## Records from a collection of figures
┄┄┄┄┄┄

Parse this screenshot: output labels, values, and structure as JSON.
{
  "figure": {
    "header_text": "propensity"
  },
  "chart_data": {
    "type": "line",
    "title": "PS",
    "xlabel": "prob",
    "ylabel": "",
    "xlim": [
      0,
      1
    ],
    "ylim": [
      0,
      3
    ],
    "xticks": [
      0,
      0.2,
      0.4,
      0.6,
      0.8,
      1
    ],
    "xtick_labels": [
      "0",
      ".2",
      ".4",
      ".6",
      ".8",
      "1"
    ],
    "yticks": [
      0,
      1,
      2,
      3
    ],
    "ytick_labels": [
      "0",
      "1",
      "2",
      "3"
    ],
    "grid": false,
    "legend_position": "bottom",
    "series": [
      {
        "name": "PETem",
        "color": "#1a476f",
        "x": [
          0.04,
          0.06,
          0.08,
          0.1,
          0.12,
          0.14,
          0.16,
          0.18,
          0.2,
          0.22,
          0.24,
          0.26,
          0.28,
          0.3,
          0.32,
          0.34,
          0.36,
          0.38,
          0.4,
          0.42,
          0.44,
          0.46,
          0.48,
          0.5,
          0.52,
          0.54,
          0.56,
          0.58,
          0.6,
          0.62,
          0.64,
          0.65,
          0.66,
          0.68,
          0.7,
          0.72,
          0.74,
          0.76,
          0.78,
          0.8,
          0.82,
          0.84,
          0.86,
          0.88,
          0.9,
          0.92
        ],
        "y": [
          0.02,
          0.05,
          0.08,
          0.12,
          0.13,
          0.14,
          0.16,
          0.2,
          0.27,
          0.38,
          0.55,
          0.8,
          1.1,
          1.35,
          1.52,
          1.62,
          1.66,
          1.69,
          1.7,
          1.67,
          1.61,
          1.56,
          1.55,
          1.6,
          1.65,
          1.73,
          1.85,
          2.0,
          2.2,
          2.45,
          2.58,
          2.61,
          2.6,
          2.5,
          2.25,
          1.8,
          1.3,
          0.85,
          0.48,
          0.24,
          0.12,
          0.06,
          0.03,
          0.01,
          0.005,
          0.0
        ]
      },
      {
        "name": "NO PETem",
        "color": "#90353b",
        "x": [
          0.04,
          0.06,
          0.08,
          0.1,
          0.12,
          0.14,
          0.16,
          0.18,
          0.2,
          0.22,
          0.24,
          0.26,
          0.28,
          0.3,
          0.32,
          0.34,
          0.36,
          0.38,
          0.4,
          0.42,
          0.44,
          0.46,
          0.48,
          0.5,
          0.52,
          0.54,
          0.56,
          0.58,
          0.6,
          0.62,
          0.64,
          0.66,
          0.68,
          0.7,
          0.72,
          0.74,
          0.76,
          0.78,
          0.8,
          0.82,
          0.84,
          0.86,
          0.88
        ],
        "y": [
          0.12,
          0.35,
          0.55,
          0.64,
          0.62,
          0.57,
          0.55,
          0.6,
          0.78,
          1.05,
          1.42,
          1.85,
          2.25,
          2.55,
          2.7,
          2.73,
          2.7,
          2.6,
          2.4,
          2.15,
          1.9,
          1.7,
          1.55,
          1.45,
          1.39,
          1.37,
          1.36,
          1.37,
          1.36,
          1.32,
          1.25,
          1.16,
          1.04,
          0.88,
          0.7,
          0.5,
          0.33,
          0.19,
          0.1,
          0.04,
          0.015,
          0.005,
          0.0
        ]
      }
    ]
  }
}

┄┄┄┄┄┄

## DIRECTIONS
Each line above must be printed exactly as it appears.

## EXPECTED ANSWER
Parse this screenshot: output labels, values, and structure as JSON.
{
  "figure": {
    "header_text": "propensity"
  },
  "chart_data": {
    "type": "line",
    "title": "PS",
    "xlabel": "prob",
    "ylabel": "",
    "xlim": [
      0,
      1
    ],
    "ylim": [
      0,
      3
    ],
    "xticks": [
      0,
      0.2,
      0.4,
      0.6,
      0.8,
      1
    ],
    "xtick_labels": [
      "0",
      ".2",
      ".4",
      ".6",
      ".8",
      "1"
    ],
    "yticks": [
      0,
      1,
      2,
      3
    ],
    "ytick_labels": [
      "0",
      "1",
      "2",
      "3"
    ],
    "grid": false,
    "legend_position": "bottom",
    "series": [
      {
        "name": "PETem",
        "color": "#1a476f",
        "x": [
          0.04,
          0.06,
          0.08,
          0.1,
          0.12,
          0.14,
          0.16,
          0.18,
          0.2,
          0.22,
          0.24,
          0.26,
          0.28,
          0.3,
          0.32,
          0.34,
          0.36,
          0.38,
          0.4,
          0.42,
          0.44,
          0.46,
          0.48,
          0.5,
          0.52,
          0.54,
          0.56,
          0.58,
          0.6,
          0.62,
          0.64,
          0.65,
          0.66,
          0.68,
          0.7,
          0.72,
          0.74,
          0.76,
          0.78,
          0.8,
          0.82,
          0.84,
          0.86,
          0.88,
          0.9,
          0.92
        ],
        "y": [
          0.02,
          0.05,
          0.08,
          0.12,
          0.13,
          0.14,
          0.16,
          0.2,
          0.27,
          0.38,
          0.55,
          0.8,
          1.1,
          1.35,
          1.52,
          1.62,
          1.66,
          1.69,
          1.7,
          1.67,
          1.61,
          1.56,
          1.55,
          1.6,
          1.65,
          1.73,
          1.85,
          2.0,
          2.2,
          2.45,
          2.58,
          2.61,
          2.6,
          2.5,
          2.25,
          1.8,
          1.3,
          0.85,
          0.48,
          0.24,
          0.12,
          0.06,
          0.03,
          0.01,
          0.005,
          0.0
        ]
      },
      {
        "name": "NO PETem",
        "color": "#90353b",
        "x": [
          0.04,
          0.06,
          0.08,
          0.1,
          0.12,
          0.14,
          0.16,
          0.18,
          0.2,
          0.22,
          0.24,
          0.26,
          0.28,
          0.3,
          0.32,
          0.34,
          0.36,
          0.38,
          0.4,
          0.42,
          0.44,
          0.46,
          0.48,
          0.5,
          0.52,
          0.54,
          0.56,
          0.58,
          0.6,
          0.62,
          0.64,
          0.66,
          0.68,
          0.7,
          0.72,
          0.74,
          0.76,
          0.78,
          0.8,
          0.82,
          0.84,
          0.86,
          0.88
        ],
        "y": [
          0.12,
          0.35,
          0.55,
          0.64,
          0.62,
          0.57,
          0.55,
          0.6,
          0.78,
          1.05,
          1.42,
          1.85,
          2.25,
          2.55,
          2.7,
          2.73,
          2.7,
          2.6,
          2.4,
          2.15,
          1.9,
          1.7,
          1.55,
          1.45,
          1.39,
          1.37,
          1.36,
          1.37,
          1.36,
          1.32,
          1.25,
          1.16,
          1.04,
          0.88,
          0.7,
          0.5,
          0.33,
          0.19,
          0.1,
          0.04,
          0.015,
          0.005,
          0.0
        ]
      }
    ]
  }
}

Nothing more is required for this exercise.